- _STATED GOAL_
Copy every line of the records below that holds the word "text".
-- Start of SUPPLIED ENTRIES --
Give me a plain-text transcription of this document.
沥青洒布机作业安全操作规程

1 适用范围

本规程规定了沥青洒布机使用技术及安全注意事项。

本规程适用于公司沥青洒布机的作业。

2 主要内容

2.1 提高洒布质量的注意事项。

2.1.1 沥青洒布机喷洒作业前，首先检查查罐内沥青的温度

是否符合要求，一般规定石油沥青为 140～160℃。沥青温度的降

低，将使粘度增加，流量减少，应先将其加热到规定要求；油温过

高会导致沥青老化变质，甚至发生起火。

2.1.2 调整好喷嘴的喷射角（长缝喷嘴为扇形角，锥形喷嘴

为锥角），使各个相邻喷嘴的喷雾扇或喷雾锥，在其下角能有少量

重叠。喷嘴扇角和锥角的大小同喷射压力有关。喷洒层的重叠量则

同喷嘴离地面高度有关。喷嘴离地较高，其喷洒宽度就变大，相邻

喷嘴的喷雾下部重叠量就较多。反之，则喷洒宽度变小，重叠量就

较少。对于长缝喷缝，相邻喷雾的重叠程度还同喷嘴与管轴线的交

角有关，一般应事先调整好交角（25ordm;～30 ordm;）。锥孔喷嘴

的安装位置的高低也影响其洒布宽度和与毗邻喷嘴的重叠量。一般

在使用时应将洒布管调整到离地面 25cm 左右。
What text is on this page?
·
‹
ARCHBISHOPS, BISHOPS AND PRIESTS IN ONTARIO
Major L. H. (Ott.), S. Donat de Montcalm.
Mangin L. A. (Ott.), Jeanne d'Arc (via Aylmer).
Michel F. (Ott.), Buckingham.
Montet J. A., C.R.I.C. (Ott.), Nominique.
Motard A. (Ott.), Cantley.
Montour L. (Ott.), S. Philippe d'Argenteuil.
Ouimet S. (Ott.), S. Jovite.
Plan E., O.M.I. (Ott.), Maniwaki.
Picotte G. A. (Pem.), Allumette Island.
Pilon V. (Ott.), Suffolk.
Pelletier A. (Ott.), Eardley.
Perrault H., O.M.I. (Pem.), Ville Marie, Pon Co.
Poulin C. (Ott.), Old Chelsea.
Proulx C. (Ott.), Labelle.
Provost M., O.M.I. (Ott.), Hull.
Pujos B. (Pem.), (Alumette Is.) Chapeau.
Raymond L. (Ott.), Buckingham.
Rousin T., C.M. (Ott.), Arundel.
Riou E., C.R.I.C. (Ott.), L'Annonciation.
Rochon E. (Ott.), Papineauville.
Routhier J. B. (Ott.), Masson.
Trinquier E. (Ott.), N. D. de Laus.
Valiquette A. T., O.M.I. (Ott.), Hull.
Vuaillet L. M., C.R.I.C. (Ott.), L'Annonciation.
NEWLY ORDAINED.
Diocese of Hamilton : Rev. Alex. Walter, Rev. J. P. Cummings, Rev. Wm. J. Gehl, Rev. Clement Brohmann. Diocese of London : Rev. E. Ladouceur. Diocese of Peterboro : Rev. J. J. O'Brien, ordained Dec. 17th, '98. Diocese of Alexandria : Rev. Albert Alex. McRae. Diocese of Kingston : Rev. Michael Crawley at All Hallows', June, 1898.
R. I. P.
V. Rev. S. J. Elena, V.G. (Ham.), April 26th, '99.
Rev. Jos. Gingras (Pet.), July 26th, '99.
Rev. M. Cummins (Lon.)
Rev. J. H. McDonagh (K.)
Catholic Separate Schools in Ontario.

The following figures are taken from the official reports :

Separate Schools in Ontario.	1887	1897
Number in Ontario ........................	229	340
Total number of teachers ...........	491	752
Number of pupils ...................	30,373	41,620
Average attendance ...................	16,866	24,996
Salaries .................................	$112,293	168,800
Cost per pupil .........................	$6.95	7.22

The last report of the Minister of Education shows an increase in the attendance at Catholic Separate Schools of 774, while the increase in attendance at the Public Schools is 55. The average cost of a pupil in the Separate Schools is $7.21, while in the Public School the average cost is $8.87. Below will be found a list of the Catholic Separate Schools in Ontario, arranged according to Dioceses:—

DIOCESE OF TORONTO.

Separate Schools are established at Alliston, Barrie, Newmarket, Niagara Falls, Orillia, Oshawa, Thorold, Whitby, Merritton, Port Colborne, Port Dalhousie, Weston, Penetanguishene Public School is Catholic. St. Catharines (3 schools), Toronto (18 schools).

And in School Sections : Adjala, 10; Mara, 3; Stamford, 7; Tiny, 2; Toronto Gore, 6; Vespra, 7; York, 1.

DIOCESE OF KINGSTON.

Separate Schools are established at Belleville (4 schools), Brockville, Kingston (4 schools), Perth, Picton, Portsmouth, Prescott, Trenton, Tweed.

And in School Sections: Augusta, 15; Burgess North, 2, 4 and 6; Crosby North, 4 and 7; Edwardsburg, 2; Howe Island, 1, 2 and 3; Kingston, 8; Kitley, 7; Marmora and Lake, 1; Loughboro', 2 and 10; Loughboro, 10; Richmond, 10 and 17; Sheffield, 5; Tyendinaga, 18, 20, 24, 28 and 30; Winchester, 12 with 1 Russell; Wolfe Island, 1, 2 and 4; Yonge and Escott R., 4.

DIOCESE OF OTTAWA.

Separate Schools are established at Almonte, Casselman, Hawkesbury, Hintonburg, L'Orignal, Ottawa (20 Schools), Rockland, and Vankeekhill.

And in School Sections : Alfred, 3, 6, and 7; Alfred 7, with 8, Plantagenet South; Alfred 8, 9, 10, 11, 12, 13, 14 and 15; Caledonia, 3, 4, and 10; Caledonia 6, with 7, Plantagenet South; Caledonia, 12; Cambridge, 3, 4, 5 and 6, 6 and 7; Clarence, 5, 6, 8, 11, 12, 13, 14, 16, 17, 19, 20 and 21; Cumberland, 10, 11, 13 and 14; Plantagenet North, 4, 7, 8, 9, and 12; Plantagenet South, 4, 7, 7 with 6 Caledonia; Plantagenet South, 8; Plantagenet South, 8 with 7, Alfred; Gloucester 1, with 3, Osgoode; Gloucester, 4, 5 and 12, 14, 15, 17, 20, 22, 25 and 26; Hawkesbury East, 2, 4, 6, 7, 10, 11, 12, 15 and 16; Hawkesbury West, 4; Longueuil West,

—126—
-- End of SUPPLIED ENTRIES --
- _COMPLETE RESPONSE_
Give me a plain-text transcription of this document.
What text is on this page?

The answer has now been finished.